[start]

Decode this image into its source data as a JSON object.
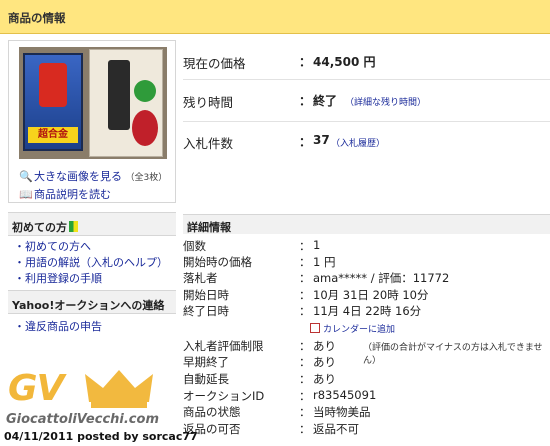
{
  "header": {
    "title": "商品の情報"
  },
  "image_panel": {
    "box_text": "超合金",
    "link_large": "大きな画像を見る",
    "link_large_count": "（全3枚）",
    "link_desc": "商品説明を読む"
  },
  "sidebar": {
    "section1_title": "初めての方",
    "links1": [
      "・初めての方へ",
      "・用語の解説（入札のヘルプ）",
      "・利用登録の手順"
    ],
    "section2_title": "Yahoo!オークションへの連絡",
    "links2": [
      "・違反商品の申告"
    ]
  },
  "summary": [
    {
      "label": "現在の価格",
      "value": "44,500 円",
      "sub": ""
    },
    {
      "label": "残り時間",
      "value": "終了",
      "sub": "（詳細な残り時間）"
    },
    {
      "label": "入札件数",
      "value": "37",
      "sub": "（入札履歴）"
    }
  ],
  "details_title": "詳細情報",
  "details": [
    {
      "label": "個数",
      "value": "1"
    },
    {
      "label": "開始時の価格",
      "value": "1 円"
    },
    {
      "label": "落札者",
      "value": "ama***** / 評価：11772"
    },
    {
      "label": "開始日時",
      "value": "10月 31日 20時 10分"
    },
    {
      "label": "終了日時",
      "value": "11月 4日 22時 16分"
    },
    {
      "label": "入札者評価制限",
      "value": "あり",
      "note": "（評価の合計がマイナスの方は入札できません）"
    },
    {
      "label": "早期終了",
      "value": "あり"
    },
    {
      "label": "自動延長",
      "value": "あり"
    },
    {
      "label": "オークションID",
      "value": "r83545091"
    },
    {
      "label": "商品の状態",
      "value": "当時物美品"
    },
    {
      "label": "返品の可否",
      "value": "返品不可"
    }
  ],
  "calendar_link": "カレンダーに追加",
  "colon": "：",
  "watermark": {
    "logo": "GV",
    "site": "GiocattoliVecchi.com",
    "posted": "04/11/2011 posted by sorcac77"
  },
  "colors": {
    "header_bg": "#ffe680",
    "link": "#1a2a9a",
    "watermark": "#f1b12a"
  }
}
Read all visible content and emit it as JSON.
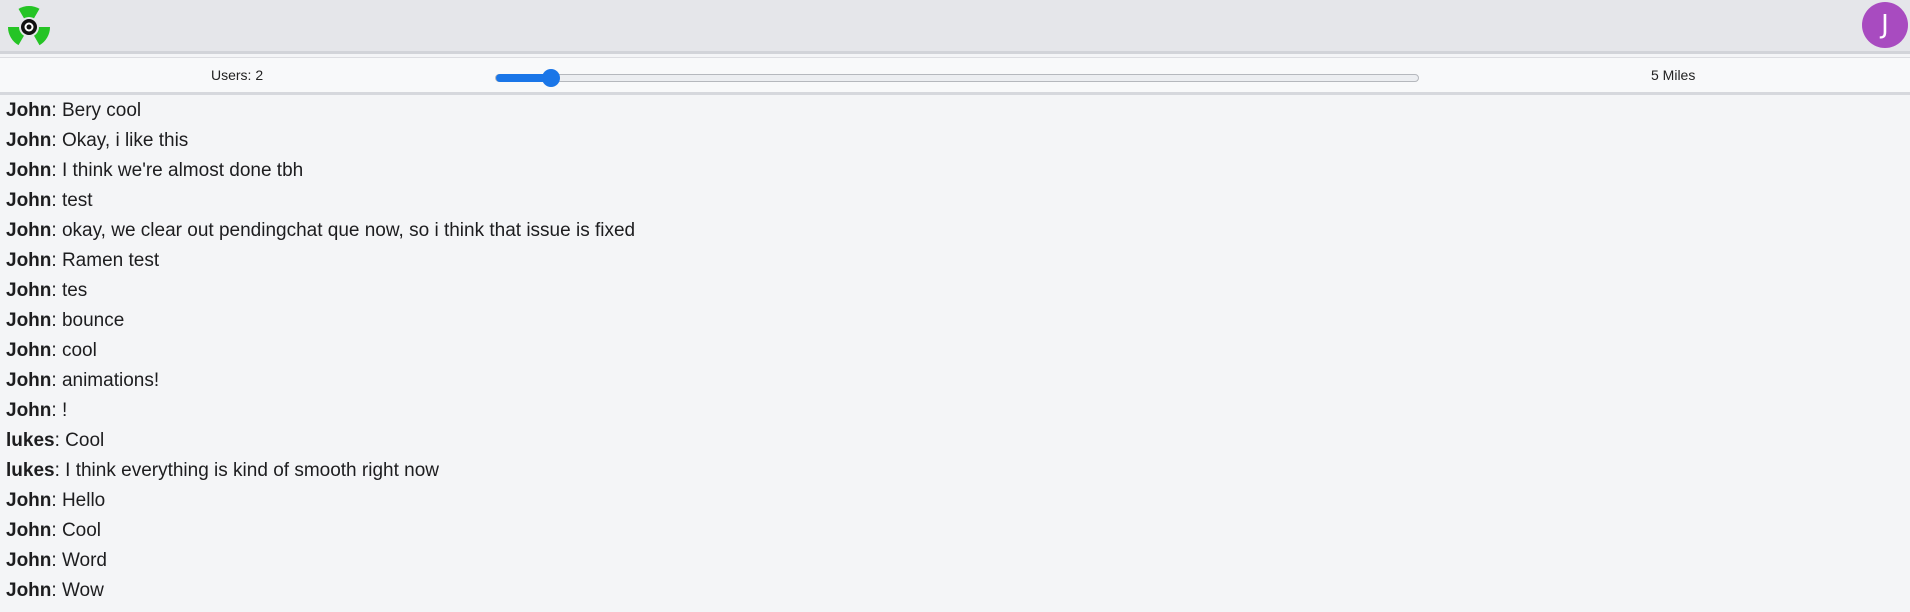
{
  "header": {
    "logo_icon": "radiation-symbol-icon",
    "logo_colors": {
      "primary": "#25c425",
      "center": "#111111"
    },
    "avatar_initial": "J",
    "avatar_color": "#a84bc0"
  },
  "controls": {
    "users_label": "Users: 2",
    "distance_label": "5 Miles",
    "slider_value_fraction": 0.06,
    "slider_color": "#1a76e8"
  },
  "messages": [
    {
      "author": "John",
      "text": ": Bery cool"
    },
    {
      "author": "John",
      "text": ": Okay, i like this"
    },
    {
      "author": "John",
      "text": ": I think we're almost done tbh"
    },
    {
      "author": "John",
      "text": ": test"
    },
    {
      "author": "John",
      "text": ": okay, we clear out pendingchat que now, so i think that issue is fixed"
    },
    {
      "author": "John",
      "text": ": Ramen test"
    },
    {
      "author": "John",
      "text": ": tes"
    },
    {
      "author": "John",
      "text": ": bounce"
    },
    {
      "author": "John",
      "text": ": cool"
    },
    {
      "author": "John",
      "text": ": animations!"
    },
    {
      "author": "John",
      "text": ": !"
    },
    {
      "author": "lukes",
      "text": ": Cool"
    },
    {
      "author": "lukes",
      "text": ": I think everything is kind of smooth right now"
    },
    {
      "author": "John",
      "text": ": Hello"
    },
    {
      "author": "John",
      "text": ": Cool"
    },
    {
      "author": "John",
      "text": ": Word"
    },
    {
      "author": "John",
      "text": ": Wow"
    }
  ]
}
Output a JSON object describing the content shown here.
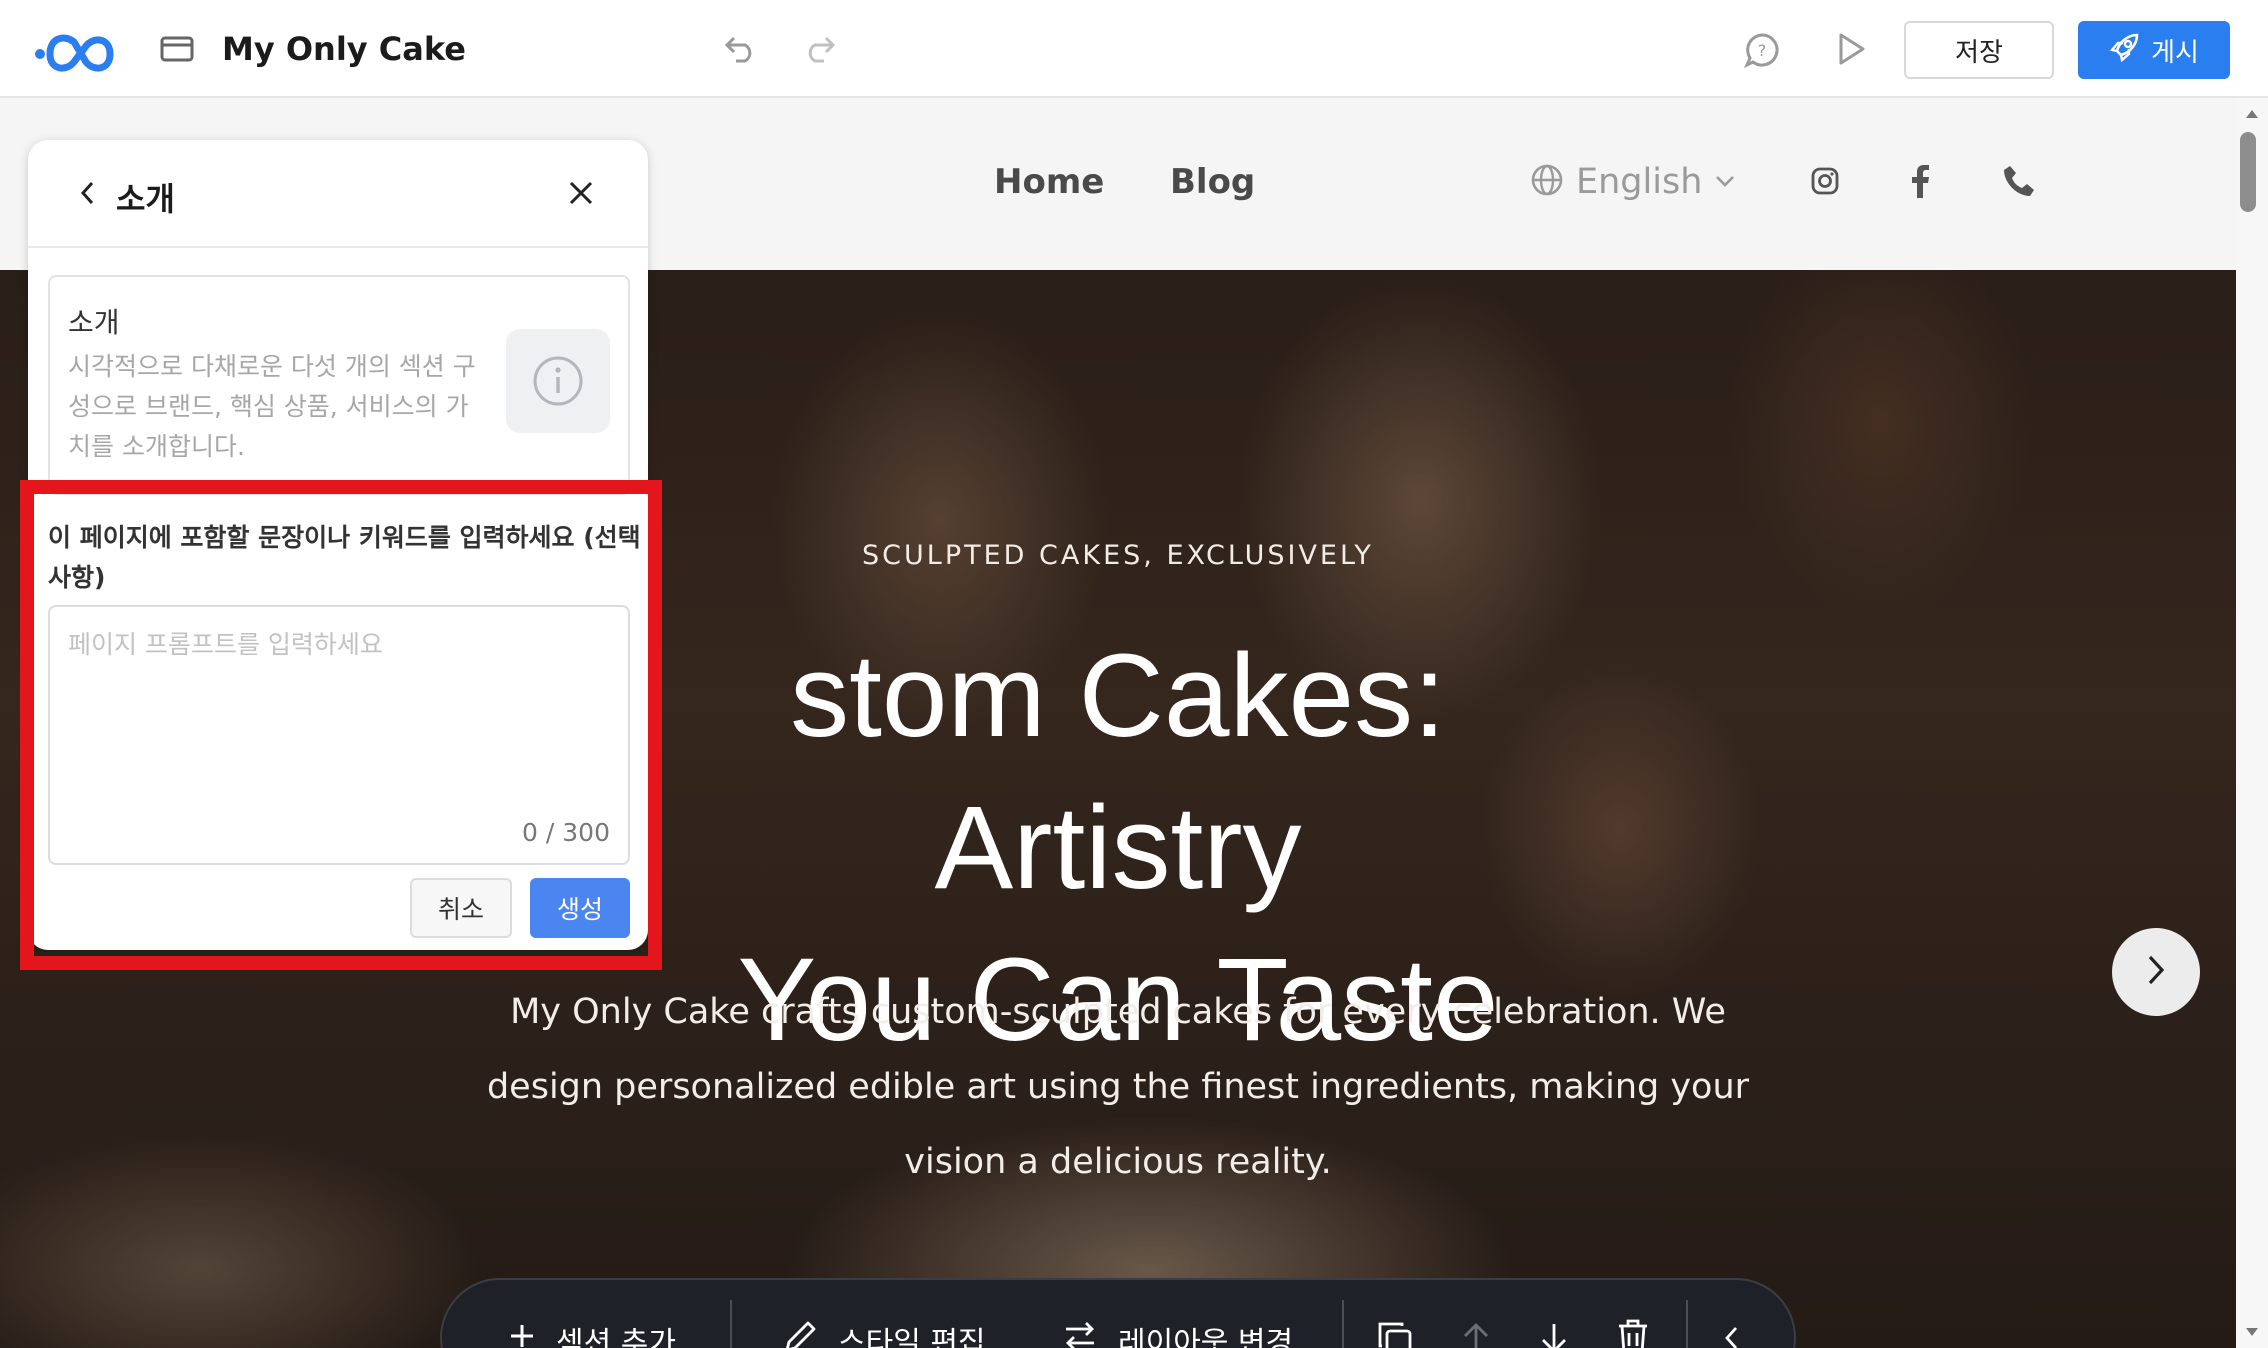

[end]

▸ Goal
Which lines hold the word "content"? Copy each of them from the records.

▸ Output for this exercise
Read all visible content and emit it as JSON.
Output a JSON object describing the content shown here.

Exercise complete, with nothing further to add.